━━ Available records
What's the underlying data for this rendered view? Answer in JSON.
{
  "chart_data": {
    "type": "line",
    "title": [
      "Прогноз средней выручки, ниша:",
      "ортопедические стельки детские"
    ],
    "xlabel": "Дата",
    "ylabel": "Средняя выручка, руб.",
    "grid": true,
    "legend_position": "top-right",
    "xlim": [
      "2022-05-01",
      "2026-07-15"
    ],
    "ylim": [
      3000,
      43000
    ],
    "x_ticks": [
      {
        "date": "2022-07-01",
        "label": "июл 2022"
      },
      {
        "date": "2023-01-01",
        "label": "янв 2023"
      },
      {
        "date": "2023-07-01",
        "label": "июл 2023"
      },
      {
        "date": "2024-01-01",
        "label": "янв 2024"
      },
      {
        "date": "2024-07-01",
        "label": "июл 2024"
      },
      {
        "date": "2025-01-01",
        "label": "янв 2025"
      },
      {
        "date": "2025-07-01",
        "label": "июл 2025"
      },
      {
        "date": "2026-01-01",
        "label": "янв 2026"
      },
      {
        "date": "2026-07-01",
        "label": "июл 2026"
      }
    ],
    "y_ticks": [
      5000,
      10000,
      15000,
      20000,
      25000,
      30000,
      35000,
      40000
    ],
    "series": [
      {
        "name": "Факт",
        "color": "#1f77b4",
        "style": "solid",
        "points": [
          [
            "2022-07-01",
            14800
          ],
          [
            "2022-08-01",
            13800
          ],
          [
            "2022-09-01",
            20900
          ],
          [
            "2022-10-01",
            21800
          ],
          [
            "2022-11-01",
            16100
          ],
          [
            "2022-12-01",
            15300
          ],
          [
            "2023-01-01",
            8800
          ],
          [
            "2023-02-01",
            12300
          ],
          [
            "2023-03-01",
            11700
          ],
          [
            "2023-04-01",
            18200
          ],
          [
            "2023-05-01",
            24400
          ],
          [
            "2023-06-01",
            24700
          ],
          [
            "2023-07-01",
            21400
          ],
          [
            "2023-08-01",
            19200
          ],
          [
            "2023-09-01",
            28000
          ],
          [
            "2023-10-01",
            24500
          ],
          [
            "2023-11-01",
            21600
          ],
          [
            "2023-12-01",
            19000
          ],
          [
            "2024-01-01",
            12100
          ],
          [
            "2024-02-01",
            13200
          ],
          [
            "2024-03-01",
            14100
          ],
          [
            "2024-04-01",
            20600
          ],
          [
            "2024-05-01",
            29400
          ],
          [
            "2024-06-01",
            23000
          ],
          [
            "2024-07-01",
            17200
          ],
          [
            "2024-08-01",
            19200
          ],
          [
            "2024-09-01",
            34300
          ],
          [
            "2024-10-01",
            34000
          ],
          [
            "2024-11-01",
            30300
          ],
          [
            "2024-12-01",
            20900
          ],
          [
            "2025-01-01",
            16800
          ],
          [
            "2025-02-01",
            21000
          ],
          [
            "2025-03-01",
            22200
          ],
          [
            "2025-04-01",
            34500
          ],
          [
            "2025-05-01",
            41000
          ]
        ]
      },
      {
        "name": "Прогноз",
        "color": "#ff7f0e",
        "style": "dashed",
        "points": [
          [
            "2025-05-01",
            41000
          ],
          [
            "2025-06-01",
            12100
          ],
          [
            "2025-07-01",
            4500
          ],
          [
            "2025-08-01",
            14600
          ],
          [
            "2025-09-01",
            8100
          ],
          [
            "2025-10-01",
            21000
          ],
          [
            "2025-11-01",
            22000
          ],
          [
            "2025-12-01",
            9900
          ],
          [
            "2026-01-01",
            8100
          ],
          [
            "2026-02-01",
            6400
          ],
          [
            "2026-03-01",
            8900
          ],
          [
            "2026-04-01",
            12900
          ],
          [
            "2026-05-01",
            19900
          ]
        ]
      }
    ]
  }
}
━━━━
Problem ▸ Recite the full listing above exactly.

Result of the exercise ▸
What's the underlying data for this rendered view? Answer in JSON.
{
  "chart_data": {
    "type": "line",
    "title": [
      "Прогноз средней выручки, ниша:",
      "ортопедические стельки детские"
    ],
    "xlabel": "Дата",
    "ylabel": "Средняя выручка, руб.",
    "grid": true,
    "legend_position": "top-right",
    "xlim": [
      "2022-05-01",
      "2026-07-15"
    ],
    "ylim": [
      3000,
      43000
    ],
    "x_ticks": [
      {
        "date": "2022-07-01",
        "label": "июл 2022"
      },
      {
        "date": "2023-01-01",
        "label": "янв 2023"
      },
      {
        "date": "2023-07-01",
        "label": "июл 2023"
      },
      {
        "date": "2024-01-01",
        "label": "янв 2024"
      },
      {
        "date": "2024-07-01",
        "label": "июл 2024"
      },
      {
        "date": "2025-01-01",
        "label": "янв 2025"
      },
      {
        "date": "2025-07-01",
        "label": "июл 2025"
      },
      {
        "date": "2026-01-01",
        "label": "янв 2026"
      },
      {
        "date": "2026-07-01",
        "label": "июл 2026"
      }
    ],
    "y_ticks": [
      5000,
      10000,
      15000,
      20000,
      25000,
      30000,
      35000,
      40000
    ],
    "series": [
      {
        "name": "Факт",
        "color": "#1f77b4",
        "style": "solid",
        "points": [
          [
            "2022-07-01",
            14800
          ],
          [
            "2022-08-01",
            13800
          ],
          [
            "2022-09-01",
            20900
          ],
          [
            "2022-10-01",
            21800
          ],
          [
            "2022-11-01",
            16100
          ],
          [
            "2022-12-01",
            15300
          ],
          [
            "2023-01-01",
            8800
          ],
          [
            "2023-02-01",
            12300
          ],
          [
            "2023-03-01",
            11700
          ],
          [
            "2023-04-01",
            18200
          ],
          [
            "2023-05-01",
            24400
          ],
          [
            "2023-06-01",
            24700
          ],
          [
            "2023-07-01",
            21400
          ],
          [
            "2023-08-01",
            19200
          ],
          [
            "2023-09-01",
            28000
          ],
          [
            "2023-10-01",
            24500
          ],
          [
            "2023-11-01",
            21600
          ],
          [
            "2023-12-01",
            19000
          ],
          [
            "2024-01-01",
            12100
          ],
          [
            "2024-02-01",
            13200
          ],
          [
            "2024-03-01",
            14100
          ],
          [
            "2024-04-01",
            20600
          ],
          [
            "2024-05-01",
            29400
          ],
          [
            "2024-06-01",
            23000
          ],
          [
            "2024-07-01",
            17200
          ],
          [
            "2024-08-01",
            19200
          ],
          [
            "2024-09-01",
            34300
          ],
          [
            "2024-10-01",
            34000
          ],
          [
            "2024-11-01",
            30300
          ],
          [
            "2024-12-01",
            20900
          ],
          [
            "2025-01-01",
            16800
          ],
          [
            "2025-02-01",
            21000
          ],
          [
            "2025-03-01",
            22200
          ],
          [
            "2025-04-01",
            34500
          ],
          [
            "2025-05-01",
            41000
          ]
        ]
      },
      {
        "name": "Прогноз",
        "color": "#ff7f0e",
        "style": "dashed",
        "points": [
          [
            "2025-05-01",
            41000
          ],
          [
            "2025-06-01",
            12100
          ],
          [
            "2025-07-01",
            4500
          ],
          [
            "2025-08-01",
            14600
          ],
          [
            "2025-09-01",
            8100
          ],
          [
            "2025-10-01",
            21000
          ],
          [
            "2025-11-01",
            22000
          ],
          [
            "2025-12-01",
            9900
          ],
          [
            "2026-01-01",
            8100
          ],
          [
            "2026-02-01",
            6400
          ],
          [
            "2026-03-01",
            8900
          ],
          [
            "2026-04-01",
            12900
          ],
          [
            "2026-05-01",
            19900
          ]
        ]
      }
    ]
  }
}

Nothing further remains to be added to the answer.